TASK DIRECTIONS: Transcribe the data in full and exactly, omitting any pictures.

Extracted data entries:
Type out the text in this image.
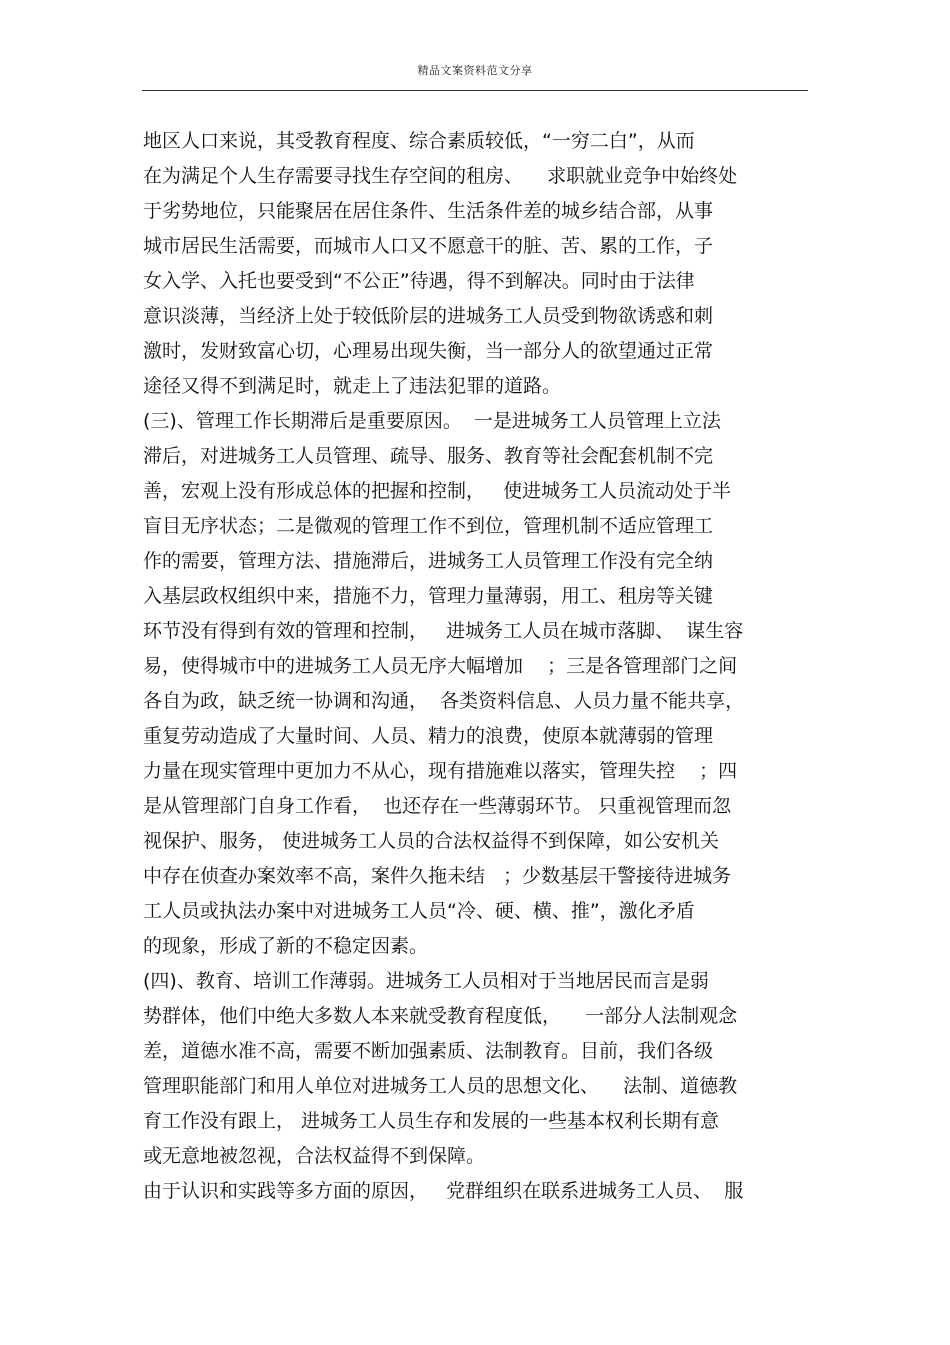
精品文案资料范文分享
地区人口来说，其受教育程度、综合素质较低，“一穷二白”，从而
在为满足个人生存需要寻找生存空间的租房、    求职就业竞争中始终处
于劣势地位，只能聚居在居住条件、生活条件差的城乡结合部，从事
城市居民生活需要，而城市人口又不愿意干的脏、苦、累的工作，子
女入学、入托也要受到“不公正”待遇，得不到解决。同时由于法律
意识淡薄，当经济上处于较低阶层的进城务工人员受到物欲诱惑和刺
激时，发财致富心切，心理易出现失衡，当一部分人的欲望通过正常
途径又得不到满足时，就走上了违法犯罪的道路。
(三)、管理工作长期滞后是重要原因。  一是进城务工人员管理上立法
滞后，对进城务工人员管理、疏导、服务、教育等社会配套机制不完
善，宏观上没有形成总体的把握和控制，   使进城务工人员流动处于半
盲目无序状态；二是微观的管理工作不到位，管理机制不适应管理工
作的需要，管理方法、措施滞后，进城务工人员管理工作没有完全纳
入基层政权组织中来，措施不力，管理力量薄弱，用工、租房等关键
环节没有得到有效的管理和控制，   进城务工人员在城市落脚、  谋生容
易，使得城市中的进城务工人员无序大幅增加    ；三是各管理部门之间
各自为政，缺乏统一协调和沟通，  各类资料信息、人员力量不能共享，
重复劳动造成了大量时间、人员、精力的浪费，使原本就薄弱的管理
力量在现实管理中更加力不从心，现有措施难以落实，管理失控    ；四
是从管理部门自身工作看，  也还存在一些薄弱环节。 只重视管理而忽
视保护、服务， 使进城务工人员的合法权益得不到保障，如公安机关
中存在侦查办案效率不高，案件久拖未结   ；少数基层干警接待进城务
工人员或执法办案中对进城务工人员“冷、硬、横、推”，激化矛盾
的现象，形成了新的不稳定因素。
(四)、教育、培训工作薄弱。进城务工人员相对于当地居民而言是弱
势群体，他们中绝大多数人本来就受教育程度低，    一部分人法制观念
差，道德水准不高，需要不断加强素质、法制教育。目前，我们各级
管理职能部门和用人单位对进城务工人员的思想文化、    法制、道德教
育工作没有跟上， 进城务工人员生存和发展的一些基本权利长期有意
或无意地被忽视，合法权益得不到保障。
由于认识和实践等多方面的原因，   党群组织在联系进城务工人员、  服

CORRECT ANSWER:
Type out the text in this image.
精品文案资料范文分享
地区人口来说，其受教育程度、综合素质较低，“一穷二白”，从而
在为满足个人生存需要寻找生存空间的租房、    求职就业竞争中始终处
于劣势地位，只能聚居在居住条件、生活条件差的城乡结合部，从事
城市居民生活需要，而城市人口又不愿意干的脏、苦、累的工作，子
女入学、入托也要受到“不公正”待遇，得不到解决。同时由于法律
意识淡薄，当经济上处于较低阶层的进城务工人员受到物欲诱惑和刺
激时，发财致富心切，心理易出现失衡，当一部分人的欲望通过正常
途径又得不到满足时，就走上了违法犯罪的道路。
(三)、管理工作长期滞后是重要原因。  一是进城务工人员管理上立法
滞后，对进城务工人员管理、疏导、服务、教育等社会配套机制不完
善，宏观上没有形成总体的把握和控制，   使进城务工人员流动处于半
盲目无序状态；二是微观的管理工作不到位，管理机制不适应管理工
作的需要，管理方法、措施滞后，进城务工人员管理工作没有完全纳
入基层政权组织中来，措施不力，管理力量薄弱，用工、租房等关键
环节没有得到有效的管理和控制，   进城务工人员在城市落脚、  谋生容
易，使得城市中的进城务工人员无序大幅增加    ；三是各管理部门之间
各自为政，缺乏统一协调和沟通，  各类资料信息、人员力量不能共享，
重复劳动造成了大量时间、人员、精力的浪费，使原本就薄弱的管理
力量在现实管理中更加力不从心，现有措施难以落实，管理失控    ；四
是从管理部门自身工作看，  也还存在一些薄弱环节。 只重视管理而忽
视保护、服务， 使进城务工人员的合法权益得不到保障，如公安机关
中存在侦查办案效率不高，案件久拖未结   ；少数基层干警接待进城务
工人员或执法办案中对进城务工人员“冷、硬、横、推”，激化矛盾
的现象，形成了新的不稳定因素。
(四)、教育、培训工作薄弱。进城务工人员相对于当地居民而言是弱
势群体，他们中绝大多数人本来就受教育程度低，    一部分人法制观念
差，道德水准不高，需要不断加强素质、法制教育。目前，我们各级
管理职能部门和用人单位对进城务工人员的思想文化、    法制、道德教
育工作没有跟上， 进城务工人员生存和发展的一些基本权利长期有意
或无意地被忽视，合法权益得不到保障。
由于认识和实践等多方面的原因，   党群组织在联系进城务工人员、  服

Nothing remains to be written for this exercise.